§ Records that describe figures
□ □ □ □
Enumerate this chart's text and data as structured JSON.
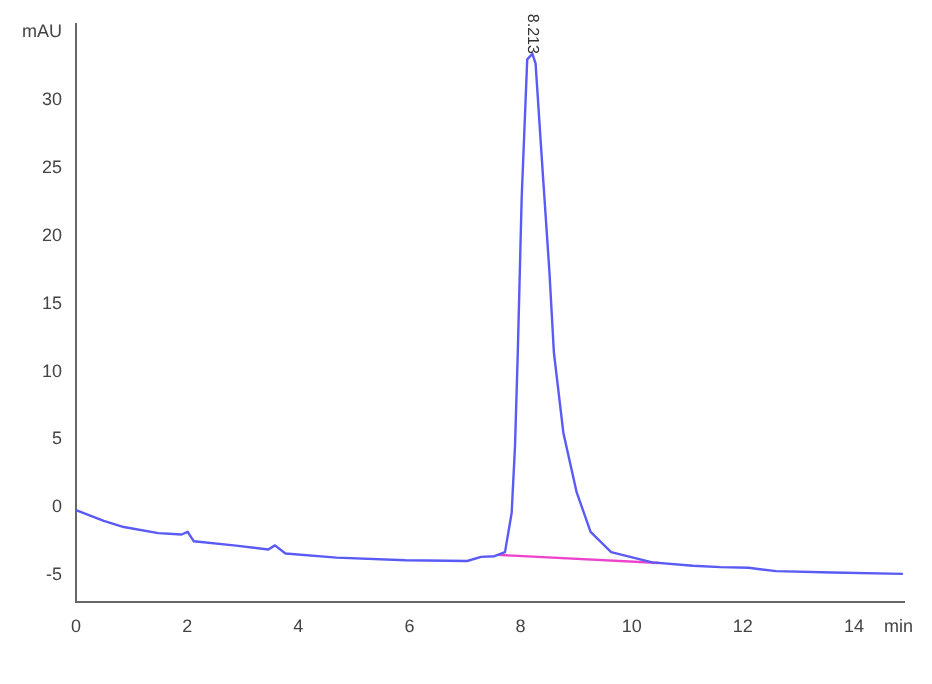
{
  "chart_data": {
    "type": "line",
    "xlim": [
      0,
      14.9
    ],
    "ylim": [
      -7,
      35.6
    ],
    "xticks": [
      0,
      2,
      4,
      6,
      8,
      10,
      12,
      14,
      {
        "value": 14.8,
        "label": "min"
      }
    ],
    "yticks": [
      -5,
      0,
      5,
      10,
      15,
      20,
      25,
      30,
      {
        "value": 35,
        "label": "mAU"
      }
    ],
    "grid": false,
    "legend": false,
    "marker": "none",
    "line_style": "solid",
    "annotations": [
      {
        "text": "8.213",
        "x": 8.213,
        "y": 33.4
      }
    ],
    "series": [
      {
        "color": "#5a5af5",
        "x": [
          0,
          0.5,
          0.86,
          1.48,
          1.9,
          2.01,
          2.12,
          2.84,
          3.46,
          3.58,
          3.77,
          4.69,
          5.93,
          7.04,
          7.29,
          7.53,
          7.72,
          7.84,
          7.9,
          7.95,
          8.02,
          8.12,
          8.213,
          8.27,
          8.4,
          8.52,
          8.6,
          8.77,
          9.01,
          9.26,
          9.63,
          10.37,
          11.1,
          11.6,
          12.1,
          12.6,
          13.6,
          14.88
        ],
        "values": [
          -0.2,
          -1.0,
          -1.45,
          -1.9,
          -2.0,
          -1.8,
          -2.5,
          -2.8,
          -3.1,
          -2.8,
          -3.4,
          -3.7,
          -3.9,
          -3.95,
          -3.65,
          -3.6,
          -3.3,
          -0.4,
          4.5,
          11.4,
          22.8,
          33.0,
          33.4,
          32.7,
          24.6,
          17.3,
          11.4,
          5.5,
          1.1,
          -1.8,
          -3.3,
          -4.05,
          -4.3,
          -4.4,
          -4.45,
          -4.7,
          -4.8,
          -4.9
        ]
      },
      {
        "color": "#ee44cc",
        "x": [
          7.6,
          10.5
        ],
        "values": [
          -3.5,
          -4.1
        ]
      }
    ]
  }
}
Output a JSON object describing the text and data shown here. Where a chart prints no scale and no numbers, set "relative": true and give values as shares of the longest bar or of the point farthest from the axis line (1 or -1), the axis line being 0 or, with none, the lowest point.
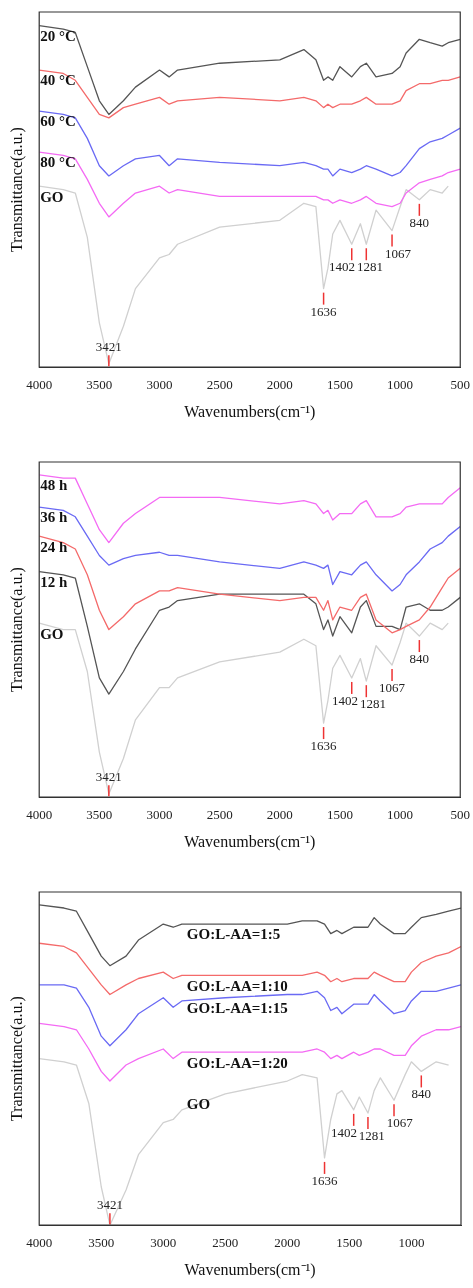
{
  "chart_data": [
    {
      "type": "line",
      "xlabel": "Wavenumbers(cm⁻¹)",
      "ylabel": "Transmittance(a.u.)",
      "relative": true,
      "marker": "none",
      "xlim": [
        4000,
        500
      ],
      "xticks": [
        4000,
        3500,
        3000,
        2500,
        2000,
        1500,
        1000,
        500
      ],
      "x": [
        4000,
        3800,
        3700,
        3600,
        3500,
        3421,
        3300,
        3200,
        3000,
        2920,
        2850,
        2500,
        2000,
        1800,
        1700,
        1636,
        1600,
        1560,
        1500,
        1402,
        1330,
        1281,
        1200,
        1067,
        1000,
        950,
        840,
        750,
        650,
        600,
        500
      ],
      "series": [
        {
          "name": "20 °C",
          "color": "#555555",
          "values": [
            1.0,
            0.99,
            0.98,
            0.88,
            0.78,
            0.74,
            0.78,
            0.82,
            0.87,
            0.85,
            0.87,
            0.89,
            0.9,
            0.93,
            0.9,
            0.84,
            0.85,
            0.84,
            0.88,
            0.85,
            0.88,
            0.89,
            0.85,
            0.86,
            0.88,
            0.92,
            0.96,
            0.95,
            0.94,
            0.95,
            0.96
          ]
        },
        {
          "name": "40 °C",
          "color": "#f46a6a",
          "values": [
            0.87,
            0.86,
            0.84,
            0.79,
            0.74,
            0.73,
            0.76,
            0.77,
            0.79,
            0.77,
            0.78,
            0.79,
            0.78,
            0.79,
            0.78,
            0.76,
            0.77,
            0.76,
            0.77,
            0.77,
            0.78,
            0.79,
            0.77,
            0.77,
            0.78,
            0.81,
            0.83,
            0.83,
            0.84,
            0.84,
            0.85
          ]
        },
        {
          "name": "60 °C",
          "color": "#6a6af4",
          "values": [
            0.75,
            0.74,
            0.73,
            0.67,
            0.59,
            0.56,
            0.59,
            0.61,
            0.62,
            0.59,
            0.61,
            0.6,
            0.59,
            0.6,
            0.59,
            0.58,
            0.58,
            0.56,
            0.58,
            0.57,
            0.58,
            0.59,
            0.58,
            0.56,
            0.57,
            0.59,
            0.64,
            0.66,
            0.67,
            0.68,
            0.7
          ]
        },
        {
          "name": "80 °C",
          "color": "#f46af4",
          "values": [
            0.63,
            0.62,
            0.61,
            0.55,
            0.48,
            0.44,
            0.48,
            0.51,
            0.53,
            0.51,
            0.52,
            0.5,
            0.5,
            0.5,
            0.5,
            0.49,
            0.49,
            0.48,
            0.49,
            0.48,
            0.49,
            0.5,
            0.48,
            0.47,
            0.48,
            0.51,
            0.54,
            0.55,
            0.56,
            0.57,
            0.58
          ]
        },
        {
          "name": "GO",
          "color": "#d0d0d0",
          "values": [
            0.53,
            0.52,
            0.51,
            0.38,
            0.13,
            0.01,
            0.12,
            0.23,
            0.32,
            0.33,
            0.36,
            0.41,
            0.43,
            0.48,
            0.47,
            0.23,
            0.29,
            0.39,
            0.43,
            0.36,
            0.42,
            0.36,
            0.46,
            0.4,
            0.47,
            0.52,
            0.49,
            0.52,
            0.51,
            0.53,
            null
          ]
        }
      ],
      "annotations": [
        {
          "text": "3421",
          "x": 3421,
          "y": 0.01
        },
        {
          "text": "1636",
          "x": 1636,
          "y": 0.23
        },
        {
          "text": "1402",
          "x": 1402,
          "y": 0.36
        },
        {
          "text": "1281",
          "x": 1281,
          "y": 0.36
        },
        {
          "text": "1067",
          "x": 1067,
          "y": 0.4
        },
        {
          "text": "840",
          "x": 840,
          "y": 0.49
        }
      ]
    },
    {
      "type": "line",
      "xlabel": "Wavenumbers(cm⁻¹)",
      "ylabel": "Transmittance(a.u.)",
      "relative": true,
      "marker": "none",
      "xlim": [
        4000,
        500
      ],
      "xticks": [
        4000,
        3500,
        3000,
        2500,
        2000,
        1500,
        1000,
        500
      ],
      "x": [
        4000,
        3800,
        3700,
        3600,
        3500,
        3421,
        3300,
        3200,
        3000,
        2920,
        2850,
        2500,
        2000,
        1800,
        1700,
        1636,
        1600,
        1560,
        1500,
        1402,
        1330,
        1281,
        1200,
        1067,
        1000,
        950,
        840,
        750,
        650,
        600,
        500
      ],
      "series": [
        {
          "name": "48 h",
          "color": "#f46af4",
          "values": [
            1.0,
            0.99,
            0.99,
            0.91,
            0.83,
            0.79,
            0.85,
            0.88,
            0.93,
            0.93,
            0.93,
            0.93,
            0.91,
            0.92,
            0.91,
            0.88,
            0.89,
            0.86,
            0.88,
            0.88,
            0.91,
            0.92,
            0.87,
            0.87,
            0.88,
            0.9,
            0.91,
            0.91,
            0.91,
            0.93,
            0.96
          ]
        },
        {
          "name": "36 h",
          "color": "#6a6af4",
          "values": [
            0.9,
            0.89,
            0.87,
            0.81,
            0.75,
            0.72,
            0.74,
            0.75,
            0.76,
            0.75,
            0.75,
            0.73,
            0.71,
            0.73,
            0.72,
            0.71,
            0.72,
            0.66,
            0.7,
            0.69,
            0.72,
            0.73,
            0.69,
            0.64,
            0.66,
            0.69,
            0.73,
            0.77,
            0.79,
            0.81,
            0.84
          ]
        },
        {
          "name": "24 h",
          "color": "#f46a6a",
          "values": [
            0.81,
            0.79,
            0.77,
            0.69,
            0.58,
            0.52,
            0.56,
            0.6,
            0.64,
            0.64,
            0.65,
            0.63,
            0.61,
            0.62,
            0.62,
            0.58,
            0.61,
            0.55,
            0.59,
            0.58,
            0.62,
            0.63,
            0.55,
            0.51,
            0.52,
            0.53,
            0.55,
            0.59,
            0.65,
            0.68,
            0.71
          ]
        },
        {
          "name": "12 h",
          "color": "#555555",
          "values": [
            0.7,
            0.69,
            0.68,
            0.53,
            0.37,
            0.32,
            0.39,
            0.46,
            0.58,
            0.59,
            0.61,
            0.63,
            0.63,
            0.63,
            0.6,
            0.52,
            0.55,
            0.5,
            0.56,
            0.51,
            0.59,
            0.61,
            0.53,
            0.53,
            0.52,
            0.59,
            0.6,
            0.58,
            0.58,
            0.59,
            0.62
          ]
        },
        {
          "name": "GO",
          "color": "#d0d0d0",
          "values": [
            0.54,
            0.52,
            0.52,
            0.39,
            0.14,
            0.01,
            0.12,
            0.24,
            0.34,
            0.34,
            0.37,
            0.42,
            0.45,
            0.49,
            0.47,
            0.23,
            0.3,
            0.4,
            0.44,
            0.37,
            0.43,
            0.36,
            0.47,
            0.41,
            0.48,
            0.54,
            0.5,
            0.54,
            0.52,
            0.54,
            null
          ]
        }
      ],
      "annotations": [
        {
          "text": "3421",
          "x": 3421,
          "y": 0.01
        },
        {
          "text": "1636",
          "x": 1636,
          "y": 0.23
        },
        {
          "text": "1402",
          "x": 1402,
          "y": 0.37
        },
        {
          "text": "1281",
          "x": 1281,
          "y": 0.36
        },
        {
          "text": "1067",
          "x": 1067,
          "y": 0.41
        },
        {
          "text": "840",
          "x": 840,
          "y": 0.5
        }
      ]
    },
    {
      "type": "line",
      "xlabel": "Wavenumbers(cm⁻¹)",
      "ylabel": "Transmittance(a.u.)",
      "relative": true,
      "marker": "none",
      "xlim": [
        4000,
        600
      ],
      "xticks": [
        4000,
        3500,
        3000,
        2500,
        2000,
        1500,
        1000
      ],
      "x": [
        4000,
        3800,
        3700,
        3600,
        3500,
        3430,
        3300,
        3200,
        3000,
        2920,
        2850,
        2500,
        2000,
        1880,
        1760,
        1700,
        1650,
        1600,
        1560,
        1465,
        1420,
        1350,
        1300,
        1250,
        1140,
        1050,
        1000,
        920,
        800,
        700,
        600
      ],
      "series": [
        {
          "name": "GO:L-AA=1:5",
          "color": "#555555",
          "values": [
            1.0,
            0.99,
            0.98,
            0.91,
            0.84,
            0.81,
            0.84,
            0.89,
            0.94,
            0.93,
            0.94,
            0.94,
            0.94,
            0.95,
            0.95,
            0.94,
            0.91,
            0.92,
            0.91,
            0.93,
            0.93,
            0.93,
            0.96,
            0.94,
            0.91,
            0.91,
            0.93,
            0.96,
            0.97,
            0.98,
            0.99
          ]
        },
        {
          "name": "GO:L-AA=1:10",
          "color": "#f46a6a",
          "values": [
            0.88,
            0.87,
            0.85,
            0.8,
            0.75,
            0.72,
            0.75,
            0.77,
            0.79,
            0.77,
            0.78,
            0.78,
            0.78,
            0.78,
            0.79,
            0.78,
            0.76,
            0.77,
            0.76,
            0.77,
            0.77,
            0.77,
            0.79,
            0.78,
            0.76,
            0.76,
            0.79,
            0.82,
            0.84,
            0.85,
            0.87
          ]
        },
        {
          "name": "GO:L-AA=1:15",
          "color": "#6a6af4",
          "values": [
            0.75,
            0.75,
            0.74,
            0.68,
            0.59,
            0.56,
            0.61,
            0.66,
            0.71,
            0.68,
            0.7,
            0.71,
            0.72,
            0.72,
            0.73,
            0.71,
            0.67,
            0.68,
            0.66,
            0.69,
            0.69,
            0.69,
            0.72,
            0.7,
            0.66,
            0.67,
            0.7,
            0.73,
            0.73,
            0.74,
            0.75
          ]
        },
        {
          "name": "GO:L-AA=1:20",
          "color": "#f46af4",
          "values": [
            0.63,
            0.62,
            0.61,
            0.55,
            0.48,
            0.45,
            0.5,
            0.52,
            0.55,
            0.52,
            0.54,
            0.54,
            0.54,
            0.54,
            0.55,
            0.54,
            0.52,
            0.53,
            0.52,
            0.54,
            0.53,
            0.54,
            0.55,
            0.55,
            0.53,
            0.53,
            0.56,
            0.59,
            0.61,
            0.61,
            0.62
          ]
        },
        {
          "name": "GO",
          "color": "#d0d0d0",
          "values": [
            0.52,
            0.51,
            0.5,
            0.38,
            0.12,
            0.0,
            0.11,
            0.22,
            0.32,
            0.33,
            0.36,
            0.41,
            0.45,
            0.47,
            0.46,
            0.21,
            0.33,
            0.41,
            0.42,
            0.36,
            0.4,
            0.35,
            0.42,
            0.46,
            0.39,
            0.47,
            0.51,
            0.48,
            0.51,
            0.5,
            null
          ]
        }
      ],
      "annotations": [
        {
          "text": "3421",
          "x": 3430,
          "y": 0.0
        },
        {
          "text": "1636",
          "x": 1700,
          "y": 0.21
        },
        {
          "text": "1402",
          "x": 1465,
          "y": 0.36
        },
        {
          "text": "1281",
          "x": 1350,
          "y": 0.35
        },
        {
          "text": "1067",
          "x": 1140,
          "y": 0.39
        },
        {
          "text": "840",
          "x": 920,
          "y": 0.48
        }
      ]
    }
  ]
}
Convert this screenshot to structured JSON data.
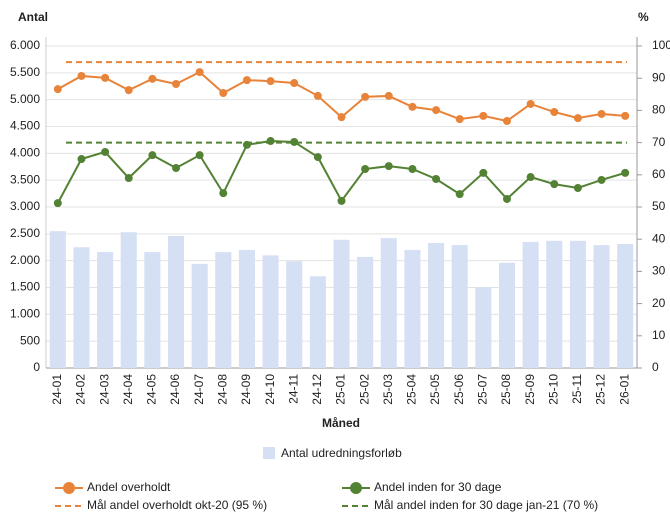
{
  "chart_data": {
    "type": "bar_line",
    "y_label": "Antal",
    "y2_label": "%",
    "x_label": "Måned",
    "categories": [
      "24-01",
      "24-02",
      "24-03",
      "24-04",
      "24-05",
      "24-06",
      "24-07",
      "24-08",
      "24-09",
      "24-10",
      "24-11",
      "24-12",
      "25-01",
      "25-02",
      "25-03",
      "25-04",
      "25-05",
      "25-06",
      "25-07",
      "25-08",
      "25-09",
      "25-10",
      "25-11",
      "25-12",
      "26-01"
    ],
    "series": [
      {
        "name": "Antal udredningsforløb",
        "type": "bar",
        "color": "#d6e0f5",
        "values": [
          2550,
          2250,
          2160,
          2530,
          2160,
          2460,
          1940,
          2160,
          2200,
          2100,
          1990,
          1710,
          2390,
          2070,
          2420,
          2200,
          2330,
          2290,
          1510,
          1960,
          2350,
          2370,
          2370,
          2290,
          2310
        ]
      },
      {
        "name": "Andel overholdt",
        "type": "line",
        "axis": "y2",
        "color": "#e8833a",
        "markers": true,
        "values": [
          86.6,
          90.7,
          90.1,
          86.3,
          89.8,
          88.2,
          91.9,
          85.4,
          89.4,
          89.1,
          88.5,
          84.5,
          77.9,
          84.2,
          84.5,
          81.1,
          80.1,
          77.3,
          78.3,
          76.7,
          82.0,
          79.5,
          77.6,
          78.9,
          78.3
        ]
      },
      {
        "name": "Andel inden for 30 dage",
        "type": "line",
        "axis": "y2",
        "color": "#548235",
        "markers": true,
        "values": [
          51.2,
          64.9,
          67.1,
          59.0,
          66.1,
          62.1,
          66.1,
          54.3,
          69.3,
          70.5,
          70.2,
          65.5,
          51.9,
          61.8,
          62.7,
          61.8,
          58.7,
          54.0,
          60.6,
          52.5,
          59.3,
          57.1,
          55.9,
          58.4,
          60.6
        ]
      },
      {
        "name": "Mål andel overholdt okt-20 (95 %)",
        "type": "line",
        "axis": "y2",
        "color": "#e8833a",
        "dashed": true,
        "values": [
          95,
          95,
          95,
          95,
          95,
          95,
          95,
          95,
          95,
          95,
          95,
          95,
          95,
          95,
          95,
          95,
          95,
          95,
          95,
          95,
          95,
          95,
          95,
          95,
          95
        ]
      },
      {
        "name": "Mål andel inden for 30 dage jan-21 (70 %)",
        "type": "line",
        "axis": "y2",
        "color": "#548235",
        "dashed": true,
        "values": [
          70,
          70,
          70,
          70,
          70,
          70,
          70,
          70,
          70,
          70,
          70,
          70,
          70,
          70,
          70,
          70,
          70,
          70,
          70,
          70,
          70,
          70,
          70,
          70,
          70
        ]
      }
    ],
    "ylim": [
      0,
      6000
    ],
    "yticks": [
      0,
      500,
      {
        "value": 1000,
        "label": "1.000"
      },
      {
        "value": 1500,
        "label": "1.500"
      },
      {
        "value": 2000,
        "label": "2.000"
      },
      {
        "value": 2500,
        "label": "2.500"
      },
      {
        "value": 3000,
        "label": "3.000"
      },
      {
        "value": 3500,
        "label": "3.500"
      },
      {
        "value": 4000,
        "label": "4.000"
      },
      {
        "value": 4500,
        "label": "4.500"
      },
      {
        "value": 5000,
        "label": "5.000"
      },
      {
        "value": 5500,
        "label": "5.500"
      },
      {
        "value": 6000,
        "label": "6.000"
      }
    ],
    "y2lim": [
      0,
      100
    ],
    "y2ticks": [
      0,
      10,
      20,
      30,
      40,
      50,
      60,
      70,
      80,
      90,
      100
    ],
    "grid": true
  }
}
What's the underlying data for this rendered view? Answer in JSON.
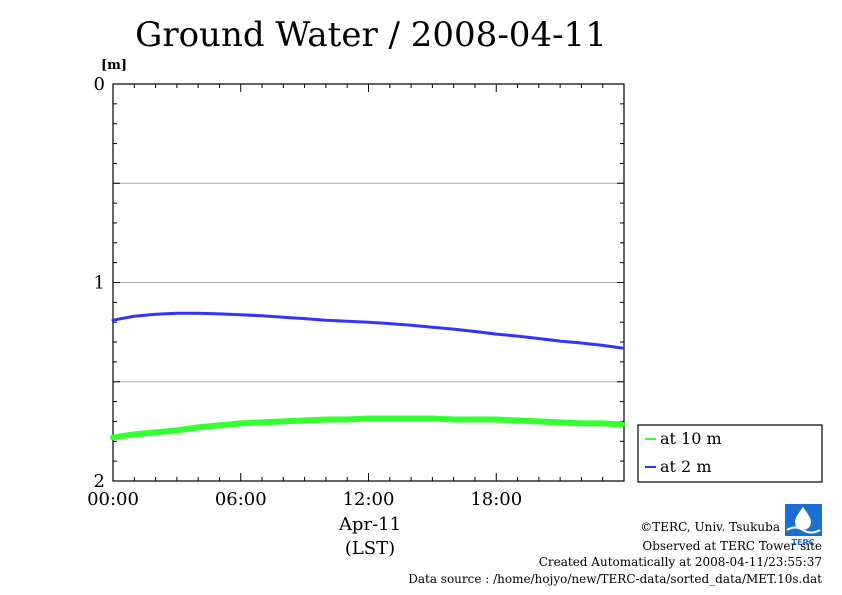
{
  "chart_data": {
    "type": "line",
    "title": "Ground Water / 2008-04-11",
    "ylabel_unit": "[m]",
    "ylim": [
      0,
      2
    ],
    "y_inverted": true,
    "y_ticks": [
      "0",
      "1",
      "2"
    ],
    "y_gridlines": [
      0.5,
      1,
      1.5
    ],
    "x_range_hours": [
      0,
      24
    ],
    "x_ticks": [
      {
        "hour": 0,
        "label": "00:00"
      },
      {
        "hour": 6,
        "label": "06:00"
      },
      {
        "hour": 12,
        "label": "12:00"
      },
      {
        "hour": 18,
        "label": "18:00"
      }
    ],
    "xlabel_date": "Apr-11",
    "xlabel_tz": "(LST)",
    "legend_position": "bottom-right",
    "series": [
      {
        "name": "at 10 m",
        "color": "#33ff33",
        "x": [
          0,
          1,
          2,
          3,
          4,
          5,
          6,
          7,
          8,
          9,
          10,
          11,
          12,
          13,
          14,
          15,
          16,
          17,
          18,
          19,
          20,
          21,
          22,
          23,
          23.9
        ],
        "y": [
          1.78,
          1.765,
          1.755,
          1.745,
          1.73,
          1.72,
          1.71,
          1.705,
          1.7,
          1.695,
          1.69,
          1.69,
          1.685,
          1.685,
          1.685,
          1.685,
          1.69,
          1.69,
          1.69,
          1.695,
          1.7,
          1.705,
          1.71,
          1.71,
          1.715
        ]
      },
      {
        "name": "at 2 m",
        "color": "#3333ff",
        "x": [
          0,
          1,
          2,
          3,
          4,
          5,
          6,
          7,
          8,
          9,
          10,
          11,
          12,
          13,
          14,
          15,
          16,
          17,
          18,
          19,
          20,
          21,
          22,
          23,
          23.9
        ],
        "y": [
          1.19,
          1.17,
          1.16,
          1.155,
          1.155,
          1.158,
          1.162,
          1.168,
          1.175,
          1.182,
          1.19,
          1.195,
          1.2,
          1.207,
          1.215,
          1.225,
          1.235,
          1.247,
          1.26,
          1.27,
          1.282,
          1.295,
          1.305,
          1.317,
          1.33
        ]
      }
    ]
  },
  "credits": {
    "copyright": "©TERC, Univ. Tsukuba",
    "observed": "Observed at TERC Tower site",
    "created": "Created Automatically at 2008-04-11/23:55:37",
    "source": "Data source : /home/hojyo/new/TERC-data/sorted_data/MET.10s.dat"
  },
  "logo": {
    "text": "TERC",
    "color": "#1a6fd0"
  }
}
□ □ □ □
§ The request
Copy each line of the listing that contains the string "this".

§ Task output
Enumerate this chart's text and data as structured JSON.
Convert this screenshot to structured JSON data.
What's the underlying data for this rendered view? Answer in JSON.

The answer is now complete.